TASK GOAL -
Look through the data below. Pick out the lines holding the string "color".

^^^^^^^^^^^^^^^^

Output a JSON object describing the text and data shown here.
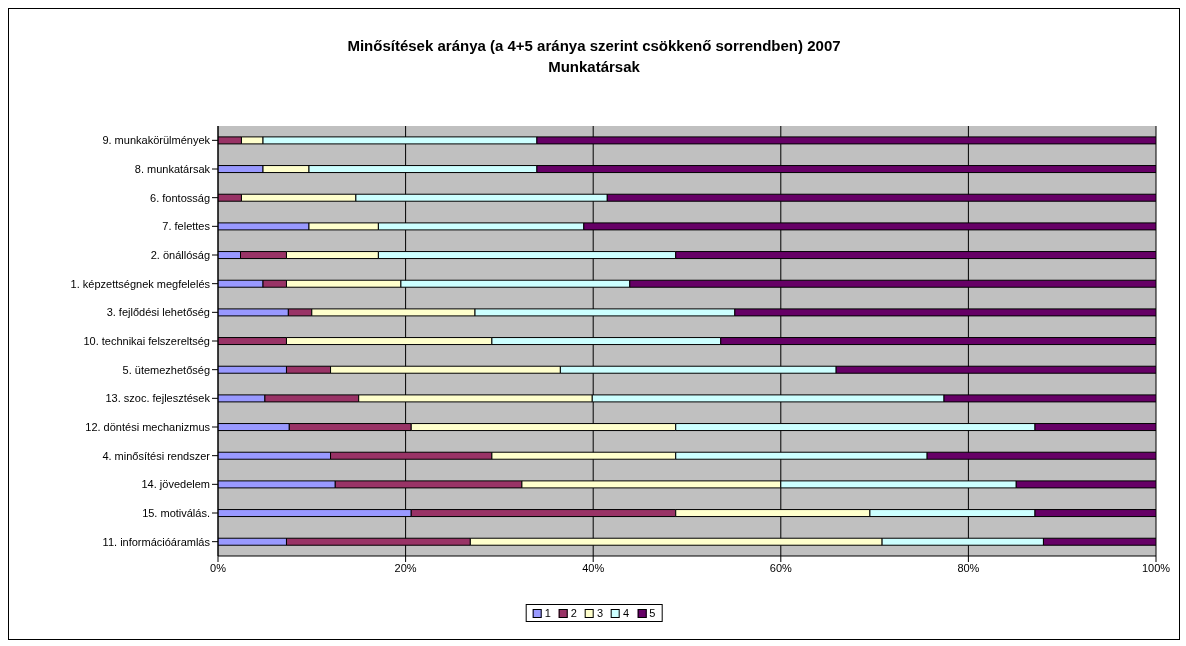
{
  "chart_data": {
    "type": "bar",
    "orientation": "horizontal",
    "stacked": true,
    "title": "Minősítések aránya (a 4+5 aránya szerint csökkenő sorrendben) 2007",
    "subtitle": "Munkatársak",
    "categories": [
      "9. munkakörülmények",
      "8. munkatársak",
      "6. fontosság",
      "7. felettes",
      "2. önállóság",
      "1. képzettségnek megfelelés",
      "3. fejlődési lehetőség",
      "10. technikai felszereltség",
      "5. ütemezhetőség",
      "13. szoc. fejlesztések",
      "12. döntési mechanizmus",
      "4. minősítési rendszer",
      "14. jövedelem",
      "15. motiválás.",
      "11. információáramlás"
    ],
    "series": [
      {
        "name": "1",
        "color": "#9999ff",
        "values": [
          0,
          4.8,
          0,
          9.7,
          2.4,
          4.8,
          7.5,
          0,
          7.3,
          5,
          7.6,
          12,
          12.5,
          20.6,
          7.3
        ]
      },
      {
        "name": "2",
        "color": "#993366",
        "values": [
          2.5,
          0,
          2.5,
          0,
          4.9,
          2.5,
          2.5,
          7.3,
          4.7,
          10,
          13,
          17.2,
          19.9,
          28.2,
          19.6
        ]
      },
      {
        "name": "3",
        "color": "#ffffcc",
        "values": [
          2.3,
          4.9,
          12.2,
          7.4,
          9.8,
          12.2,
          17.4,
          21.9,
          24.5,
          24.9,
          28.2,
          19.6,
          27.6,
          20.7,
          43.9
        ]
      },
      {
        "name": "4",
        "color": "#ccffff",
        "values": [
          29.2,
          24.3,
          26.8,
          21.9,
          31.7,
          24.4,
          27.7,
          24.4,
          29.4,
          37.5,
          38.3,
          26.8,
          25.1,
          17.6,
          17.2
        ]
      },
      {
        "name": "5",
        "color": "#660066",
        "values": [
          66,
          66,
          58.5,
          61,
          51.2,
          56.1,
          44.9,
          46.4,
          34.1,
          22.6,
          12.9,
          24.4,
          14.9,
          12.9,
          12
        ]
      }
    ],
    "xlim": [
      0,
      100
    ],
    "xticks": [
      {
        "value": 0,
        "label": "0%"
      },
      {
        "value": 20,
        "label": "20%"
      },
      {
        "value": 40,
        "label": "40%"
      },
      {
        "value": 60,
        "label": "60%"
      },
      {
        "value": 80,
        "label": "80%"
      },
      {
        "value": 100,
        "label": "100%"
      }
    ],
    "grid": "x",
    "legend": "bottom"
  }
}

^^^^^^^^^^^^^^^^

TASK RESULT -
        "color": "#9999ff",
        "color": "#993366",
        "color": "#ffffcc",
        "color": "#ccffff",
        "color": "#660066",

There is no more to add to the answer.